PROVIDED INFORMATION: Begin

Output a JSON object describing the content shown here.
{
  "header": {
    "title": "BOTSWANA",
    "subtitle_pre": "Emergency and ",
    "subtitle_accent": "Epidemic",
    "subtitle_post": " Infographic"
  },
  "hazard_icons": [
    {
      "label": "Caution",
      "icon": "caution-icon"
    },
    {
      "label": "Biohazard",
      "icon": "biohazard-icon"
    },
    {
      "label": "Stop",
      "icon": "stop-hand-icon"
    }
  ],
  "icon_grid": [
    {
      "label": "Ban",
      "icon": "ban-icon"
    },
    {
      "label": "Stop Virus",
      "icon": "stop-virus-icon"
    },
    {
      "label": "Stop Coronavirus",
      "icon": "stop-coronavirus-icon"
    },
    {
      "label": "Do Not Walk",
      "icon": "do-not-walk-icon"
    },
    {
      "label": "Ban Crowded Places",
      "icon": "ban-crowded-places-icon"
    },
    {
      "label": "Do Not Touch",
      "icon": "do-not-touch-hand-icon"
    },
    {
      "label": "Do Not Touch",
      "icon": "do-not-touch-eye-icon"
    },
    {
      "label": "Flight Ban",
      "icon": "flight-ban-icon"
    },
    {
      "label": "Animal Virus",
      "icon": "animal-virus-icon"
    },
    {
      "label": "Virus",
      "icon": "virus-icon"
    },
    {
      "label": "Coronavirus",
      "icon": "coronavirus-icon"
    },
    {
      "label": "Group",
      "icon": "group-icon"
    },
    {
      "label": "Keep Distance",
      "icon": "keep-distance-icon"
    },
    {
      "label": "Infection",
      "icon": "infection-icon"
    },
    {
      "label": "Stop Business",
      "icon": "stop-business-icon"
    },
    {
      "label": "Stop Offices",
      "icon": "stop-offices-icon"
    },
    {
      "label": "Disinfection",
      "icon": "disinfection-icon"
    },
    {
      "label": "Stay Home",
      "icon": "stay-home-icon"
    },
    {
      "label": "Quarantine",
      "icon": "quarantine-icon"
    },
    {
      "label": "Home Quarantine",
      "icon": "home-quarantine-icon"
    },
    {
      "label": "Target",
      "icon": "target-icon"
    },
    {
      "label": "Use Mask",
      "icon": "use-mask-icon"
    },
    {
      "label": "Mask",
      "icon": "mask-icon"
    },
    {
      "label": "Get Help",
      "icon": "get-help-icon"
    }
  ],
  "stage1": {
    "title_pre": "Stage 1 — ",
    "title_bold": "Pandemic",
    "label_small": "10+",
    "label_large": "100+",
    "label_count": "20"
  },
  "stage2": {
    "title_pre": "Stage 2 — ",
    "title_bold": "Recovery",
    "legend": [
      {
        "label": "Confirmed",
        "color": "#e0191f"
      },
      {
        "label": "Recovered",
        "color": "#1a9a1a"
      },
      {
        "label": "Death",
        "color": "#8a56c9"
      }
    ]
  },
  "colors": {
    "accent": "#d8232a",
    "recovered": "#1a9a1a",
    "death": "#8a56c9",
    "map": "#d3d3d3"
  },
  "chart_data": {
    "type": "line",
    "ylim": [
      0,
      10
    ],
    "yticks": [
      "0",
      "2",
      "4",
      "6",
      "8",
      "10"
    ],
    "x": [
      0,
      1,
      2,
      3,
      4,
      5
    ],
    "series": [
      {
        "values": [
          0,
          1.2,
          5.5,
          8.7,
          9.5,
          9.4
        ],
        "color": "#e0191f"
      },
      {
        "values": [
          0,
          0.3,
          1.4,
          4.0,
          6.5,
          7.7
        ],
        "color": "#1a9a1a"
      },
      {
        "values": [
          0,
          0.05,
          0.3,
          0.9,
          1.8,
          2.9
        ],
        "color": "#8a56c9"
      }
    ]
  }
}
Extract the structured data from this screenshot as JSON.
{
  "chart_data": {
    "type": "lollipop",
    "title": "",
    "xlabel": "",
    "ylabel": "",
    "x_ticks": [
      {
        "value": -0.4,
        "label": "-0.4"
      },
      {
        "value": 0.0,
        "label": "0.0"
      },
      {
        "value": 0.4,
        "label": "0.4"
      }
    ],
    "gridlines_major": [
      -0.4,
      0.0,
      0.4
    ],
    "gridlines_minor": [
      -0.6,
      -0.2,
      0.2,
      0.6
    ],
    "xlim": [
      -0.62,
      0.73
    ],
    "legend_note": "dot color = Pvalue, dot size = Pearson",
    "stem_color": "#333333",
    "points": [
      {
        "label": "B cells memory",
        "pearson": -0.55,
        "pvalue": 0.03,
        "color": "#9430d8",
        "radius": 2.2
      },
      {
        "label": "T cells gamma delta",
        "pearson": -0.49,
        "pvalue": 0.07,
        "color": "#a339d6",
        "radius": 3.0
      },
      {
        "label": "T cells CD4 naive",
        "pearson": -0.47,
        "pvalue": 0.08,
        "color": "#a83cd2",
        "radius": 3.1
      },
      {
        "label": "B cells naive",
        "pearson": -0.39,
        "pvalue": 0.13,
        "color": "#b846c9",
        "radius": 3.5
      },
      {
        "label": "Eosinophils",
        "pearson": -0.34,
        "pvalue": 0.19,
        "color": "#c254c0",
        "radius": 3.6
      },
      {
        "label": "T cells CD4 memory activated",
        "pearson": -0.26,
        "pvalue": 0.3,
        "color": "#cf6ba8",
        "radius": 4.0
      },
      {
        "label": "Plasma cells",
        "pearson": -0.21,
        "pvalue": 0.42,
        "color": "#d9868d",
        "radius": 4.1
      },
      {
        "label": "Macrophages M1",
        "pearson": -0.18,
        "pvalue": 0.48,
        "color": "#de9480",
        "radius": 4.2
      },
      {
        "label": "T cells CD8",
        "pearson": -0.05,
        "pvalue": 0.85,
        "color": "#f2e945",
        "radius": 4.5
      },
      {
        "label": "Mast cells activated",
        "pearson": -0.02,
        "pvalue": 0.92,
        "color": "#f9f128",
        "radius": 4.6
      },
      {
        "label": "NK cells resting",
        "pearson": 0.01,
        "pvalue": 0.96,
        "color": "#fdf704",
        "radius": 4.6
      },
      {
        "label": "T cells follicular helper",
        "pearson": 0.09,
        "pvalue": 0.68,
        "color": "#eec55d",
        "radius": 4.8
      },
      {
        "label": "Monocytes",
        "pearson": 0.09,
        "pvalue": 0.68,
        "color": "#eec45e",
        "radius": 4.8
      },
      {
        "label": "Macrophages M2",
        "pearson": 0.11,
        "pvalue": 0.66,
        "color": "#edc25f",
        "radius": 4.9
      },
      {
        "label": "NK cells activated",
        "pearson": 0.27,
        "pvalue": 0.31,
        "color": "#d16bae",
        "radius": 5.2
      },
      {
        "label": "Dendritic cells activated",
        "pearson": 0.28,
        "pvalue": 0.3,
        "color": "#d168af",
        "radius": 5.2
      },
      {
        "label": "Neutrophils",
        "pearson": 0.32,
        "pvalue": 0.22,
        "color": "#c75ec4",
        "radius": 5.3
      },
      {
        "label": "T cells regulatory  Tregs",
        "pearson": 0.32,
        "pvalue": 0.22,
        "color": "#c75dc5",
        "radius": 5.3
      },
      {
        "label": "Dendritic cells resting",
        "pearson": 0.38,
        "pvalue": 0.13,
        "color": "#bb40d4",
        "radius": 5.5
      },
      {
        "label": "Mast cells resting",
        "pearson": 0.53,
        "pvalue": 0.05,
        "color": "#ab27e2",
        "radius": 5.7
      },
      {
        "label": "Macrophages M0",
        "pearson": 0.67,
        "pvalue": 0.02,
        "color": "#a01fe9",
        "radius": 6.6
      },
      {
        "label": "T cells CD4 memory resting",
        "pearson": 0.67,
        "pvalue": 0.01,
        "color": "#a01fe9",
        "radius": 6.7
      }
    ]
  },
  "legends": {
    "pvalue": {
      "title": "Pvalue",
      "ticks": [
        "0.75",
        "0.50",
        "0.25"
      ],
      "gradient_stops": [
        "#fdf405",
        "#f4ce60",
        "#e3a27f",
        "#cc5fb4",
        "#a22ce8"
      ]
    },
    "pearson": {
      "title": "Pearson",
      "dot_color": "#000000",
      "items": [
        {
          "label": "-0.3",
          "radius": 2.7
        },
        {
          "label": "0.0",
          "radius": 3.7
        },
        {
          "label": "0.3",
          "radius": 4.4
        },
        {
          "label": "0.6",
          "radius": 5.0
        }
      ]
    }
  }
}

PROVIDED INFORMATION: End

Select all lines with the word "Mast" from the entries above.

        "label": "Mast cells activated",
        "label": "Mast cells resting",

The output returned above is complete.